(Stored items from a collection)
********
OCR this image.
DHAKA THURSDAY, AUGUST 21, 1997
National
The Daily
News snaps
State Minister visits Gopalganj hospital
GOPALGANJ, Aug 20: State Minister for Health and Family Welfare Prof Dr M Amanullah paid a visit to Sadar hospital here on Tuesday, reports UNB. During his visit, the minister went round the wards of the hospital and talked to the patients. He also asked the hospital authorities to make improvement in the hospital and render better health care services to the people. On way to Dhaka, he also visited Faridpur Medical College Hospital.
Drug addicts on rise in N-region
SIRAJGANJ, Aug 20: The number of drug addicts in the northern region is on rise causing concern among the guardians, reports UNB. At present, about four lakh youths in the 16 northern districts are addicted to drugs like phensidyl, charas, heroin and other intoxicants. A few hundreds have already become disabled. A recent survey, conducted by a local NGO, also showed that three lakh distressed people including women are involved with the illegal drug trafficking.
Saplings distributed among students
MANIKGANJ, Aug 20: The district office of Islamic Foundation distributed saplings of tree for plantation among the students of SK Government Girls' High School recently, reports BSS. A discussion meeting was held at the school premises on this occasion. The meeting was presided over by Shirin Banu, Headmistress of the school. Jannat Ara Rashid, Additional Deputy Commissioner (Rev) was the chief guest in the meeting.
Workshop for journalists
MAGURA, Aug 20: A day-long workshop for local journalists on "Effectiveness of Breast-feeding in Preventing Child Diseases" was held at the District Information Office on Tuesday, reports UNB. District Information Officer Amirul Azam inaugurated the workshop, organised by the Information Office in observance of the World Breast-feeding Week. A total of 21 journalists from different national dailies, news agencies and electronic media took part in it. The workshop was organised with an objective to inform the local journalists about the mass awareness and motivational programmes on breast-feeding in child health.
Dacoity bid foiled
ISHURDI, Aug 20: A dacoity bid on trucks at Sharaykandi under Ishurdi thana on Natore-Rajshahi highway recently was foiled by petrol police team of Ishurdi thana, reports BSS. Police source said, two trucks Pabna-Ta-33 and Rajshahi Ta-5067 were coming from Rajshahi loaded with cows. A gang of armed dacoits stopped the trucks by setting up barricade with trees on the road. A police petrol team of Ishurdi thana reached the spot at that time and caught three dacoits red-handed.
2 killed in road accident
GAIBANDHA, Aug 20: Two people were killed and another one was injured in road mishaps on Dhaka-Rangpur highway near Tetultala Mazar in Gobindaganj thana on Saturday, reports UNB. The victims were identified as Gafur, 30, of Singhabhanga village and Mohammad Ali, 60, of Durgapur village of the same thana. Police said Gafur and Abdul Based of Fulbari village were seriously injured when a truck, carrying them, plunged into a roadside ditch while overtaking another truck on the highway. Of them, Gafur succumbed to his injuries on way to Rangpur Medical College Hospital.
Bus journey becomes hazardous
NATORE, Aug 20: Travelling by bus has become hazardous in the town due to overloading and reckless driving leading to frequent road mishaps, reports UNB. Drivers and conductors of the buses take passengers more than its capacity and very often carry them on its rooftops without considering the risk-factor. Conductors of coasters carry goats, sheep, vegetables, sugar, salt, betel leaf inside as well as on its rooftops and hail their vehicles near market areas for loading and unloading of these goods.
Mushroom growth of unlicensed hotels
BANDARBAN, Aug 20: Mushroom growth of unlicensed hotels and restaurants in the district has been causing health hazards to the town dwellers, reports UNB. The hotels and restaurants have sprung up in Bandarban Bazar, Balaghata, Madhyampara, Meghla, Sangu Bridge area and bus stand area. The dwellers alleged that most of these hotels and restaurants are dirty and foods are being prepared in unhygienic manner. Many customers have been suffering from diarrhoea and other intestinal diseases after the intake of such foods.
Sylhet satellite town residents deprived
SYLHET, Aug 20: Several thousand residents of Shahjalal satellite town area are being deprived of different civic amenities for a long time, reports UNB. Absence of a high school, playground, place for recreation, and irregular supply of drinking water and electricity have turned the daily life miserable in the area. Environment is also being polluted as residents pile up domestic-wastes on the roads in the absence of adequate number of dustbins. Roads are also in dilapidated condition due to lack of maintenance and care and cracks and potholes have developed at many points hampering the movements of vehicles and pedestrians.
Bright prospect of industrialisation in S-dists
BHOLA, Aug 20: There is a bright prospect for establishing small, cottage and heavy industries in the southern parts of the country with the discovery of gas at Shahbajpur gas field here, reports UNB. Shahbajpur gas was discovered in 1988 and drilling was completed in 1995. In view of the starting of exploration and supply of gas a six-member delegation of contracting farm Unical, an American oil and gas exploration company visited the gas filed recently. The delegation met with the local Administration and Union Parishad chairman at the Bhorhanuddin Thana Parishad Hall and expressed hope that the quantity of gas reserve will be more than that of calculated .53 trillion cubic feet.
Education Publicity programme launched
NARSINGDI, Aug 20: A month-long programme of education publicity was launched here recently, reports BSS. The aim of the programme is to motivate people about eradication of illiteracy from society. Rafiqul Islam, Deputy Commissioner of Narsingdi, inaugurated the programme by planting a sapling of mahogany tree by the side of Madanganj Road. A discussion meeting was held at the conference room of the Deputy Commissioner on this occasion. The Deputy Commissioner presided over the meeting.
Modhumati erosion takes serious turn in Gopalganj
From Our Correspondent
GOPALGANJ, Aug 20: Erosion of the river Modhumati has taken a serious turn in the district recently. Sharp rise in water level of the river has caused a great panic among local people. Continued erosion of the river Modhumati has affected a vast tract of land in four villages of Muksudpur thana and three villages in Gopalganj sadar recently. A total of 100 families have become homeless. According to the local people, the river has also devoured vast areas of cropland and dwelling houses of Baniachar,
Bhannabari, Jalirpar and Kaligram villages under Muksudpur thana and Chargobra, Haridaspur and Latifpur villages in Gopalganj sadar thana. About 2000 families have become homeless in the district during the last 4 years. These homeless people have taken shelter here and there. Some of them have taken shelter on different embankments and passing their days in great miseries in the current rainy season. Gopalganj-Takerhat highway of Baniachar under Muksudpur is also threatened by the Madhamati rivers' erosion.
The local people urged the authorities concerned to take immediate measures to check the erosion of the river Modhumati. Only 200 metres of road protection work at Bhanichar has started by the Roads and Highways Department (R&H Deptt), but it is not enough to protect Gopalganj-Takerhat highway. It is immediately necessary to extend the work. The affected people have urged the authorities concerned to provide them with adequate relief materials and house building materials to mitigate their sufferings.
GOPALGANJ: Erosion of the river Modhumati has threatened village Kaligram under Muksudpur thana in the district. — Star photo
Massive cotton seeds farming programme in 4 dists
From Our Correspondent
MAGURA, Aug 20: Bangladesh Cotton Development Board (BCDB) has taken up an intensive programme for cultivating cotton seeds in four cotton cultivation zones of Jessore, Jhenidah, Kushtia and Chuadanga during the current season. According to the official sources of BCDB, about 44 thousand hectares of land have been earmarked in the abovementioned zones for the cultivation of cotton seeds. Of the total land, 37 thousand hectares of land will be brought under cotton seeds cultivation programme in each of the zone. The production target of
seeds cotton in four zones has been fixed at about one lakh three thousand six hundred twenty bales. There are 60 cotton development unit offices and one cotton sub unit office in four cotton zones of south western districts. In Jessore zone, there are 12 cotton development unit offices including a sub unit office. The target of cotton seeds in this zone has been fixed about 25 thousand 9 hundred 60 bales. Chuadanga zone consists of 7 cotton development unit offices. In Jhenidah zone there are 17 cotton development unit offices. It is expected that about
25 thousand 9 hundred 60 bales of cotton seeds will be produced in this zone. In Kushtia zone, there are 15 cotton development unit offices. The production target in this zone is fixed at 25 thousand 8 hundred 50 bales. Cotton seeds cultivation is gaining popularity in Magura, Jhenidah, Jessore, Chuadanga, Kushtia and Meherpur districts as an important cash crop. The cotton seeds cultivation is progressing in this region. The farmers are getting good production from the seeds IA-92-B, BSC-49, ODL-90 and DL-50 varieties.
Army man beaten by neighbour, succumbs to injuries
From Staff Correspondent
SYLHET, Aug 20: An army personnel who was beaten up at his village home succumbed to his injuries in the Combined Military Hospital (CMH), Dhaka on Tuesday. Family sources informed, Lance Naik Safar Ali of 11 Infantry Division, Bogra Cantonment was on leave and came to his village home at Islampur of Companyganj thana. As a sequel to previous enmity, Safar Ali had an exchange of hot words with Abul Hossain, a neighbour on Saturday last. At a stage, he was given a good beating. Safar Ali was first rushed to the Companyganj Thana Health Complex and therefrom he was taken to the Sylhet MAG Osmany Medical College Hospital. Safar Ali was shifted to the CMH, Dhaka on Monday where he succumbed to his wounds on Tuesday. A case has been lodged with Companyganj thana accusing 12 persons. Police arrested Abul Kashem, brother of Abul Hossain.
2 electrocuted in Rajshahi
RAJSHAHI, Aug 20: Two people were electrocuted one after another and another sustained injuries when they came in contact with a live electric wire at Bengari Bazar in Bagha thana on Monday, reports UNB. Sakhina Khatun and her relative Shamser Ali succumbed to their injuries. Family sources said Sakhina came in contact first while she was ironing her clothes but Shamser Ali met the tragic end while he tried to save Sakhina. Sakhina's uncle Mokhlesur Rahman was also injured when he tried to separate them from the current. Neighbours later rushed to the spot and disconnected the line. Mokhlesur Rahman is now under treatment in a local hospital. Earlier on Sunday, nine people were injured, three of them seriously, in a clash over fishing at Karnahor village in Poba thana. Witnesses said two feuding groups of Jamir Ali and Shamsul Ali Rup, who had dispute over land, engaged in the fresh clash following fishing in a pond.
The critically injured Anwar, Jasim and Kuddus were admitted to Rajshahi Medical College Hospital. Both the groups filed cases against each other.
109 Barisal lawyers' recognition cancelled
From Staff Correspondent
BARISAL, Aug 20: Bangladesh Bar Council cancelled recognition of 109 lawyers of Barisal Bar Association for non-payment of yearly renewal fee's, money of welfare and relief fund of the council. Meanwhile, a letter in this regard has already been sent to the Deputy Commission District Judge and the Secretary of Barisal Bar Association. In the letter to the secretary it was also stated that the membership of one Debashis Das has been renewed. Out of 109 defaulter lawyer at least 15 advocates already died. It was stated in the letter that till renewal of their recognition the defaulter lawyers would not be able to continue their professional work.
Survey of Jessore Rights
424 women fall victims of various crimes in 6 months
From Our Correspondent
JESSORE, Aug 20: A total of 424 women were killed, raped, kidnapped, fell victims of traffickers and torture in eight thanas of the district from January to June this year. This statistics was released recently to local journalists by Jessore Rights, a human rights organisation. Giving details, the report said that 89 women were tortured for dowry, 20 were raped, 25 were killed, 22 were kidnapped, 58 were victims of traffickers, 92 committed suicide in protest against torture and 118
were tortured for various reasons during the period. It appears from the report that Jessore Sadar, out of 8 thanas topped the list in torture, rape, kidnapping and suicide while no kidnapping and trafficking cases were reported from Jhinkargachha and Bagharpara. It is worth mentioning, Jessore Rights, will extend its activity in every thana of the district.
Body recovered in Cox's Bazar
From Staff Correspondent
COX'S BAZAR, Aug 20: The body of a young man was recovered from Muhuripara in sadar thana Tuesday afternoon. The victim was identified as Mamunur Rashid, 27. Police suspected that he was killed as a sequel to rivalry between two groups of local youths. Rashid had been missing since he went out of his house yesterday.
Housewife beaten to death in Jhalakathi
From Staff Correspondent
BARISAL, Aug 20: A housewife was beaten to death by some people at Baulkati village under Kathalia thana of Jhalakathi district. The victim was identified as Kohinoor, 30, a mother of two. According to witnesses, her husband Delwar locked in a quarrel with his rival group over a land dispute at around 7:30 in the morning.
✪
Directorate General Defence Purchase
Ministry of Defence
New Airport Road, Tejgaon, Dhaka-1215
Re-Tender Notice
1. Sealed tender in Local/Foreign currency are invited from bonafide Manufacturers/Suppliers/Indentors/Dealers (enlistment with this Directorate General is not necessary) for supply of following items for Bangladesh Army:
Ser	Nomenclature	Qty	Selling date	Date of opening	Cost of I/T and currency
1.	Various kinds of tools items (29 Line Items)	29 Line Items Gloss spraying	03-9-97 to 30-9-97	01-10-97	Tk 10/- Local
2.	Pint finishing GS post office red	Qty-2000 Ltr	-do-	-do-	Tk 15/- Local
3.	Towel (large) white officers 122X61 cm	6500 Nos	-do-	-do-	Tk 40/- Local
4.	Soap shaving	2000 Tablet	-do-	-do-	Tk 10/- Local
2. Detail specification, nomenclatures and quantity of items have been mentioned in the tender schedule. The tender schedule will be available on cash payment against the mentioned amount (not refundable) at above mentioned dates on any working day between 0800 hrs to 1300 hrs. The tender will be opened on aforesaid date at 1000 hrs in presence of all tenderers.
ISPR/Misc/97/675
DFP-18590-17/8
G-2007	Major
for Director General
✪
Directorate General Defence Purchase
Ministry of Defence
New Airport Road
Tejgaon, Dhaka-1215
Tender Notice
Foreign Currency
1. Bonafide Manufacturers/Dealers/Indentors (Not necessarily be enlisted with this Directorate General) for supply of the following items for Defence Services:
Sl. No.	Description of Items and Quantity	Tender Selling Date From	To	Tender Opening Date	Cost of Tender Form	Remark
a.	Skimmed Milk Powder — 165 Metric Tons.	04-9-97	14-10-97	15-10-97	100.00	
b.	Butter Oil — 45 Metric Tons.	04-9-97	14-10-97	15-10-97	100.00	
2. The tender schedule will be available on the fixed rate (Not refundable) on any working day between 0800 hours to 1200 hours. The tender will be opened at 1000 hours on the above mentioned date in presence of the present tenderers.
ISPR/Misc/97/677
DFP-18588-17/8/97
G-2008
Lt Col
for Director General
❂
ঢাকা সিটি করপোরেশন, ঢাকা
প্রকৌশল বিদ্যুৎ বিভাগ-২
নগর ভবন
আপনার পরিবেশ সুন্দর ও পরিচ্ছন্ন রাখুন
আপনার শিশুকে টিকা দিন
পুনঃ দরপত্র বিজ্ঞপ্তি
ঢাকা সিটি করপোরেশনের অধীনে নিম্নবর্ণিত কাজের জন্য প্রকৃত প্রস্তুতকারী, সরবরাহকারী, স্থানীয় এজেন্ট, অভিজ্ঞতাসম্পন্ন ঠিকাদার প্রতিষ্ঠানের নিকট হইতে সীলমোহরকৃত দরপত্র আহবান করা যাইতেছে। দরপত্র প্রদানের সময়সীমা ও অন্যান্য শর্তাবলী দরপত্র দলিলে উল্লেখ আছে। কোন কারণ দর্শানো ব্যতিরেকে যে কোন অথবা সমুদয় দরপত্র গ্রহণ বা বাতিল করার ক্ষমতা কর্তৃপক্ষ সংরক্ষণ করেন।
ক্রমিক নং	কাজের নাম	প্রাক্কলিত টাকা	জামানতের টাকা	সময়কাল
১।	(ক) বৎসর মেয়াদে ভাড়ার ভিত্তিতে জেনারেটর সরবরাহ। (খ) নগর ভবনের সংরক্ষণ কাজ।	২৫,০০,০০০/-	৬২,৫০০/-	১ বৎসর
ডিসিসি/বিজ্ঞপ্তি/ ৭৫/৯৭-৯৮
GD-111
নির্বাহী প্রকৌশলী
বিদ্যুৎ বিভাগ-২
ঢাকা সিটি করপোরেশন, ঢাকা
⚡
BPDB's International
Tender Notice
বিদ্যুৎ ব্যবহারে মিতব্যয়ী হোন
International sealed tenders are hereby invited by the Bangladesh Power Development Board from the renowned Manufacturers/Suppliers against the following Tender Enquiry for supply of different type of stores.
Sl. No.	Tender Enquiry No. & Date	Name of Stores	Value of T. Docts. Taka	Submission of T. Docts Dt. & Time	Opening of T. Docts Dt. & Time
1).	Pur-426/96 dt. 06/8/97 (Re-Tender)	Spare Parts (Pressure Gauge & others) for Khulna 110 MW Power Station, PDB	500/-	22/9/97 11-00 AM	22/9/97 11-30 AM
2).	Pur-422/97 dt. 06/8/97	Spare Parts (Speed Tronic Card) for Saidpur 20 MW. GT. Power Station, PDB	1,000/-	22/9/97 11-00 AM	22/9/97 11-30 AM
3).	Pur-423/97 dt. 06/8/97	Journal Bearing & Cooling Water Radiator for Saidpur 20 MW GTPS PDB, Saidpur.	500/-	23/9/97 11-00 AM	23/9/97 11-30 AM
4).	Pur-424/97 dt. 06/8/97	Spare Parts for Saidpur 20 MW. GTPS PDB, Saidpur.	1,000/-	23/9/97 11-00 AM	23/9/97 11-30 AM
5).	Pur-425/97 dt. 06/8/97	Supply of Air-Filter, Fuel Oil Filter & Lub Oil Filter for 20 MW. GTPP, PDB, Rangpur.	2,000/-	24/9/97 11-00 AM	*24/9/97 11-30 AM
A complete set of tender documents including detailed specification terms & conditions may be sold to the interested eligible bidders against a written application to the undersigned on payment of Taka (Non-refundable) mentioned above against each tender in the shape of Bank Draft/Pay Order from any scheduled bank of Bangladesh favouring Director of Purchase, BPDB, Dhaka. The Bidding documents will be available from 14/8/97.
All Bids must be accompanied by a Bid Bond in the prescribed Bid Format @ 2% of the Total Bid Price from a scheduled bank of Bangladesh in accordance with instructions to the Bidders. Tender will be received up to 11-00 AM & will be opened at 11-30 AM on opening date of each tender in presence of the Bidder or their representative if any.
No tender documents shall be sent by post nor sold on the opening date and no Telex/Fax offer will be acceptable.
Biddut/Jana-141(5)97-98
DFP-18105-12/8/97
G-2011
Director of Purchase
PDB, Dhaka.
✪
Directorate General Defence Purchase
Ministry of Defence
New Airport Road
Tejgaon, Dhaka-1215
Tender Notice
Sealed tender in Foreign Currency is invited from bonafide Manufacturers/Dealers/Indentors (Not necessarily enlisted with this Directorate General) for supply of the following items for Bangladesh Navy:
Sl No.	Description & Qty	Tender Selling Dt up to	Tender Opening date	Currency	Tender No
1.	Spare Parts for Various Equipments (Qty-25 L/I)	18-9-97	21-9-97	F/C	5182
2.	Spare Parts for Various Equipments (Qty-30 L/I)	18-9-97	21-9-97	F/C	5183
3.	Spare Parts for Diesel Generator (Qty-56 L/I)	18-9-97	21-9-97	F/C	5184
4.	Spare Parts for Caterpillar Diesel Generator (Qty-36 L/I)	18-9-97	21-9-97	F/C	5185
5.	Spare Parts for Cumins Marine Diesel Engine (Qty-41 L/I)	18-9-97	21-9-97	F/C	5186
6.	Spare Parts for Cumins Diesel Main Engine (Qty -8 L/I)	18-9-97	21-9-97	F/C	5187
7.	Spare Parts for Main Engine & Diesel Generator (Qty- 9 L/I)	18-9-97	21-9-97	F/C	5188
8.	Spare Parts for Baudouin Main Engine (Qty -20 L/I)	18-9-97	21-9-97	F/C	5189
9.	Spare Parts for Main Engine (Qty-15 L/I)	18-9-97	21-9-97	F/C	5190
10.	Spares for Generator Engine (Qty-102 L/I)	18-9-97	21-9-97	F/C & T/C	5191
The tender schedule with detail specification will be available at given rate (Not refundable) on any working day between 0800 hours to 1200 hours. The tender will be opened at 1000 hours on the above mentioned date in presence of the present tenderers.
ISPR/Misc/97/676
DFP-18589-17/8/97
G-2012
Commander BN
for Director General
********
Required work
Each line above that has the word "recovered" must be copied.

Exercise output
Body recovered in Cox's Bazar
COX'S BAZAR, Aug 20: The body of a young man was recovered from Muhuripara in sadar thana Tuesday afternoon. The victim was identified as Mamunur Rashid, 27. Police suspected that he was killed as a sequel to rivalry between two groups of local youths. Rashid had been missing since he went out of his house yesterday.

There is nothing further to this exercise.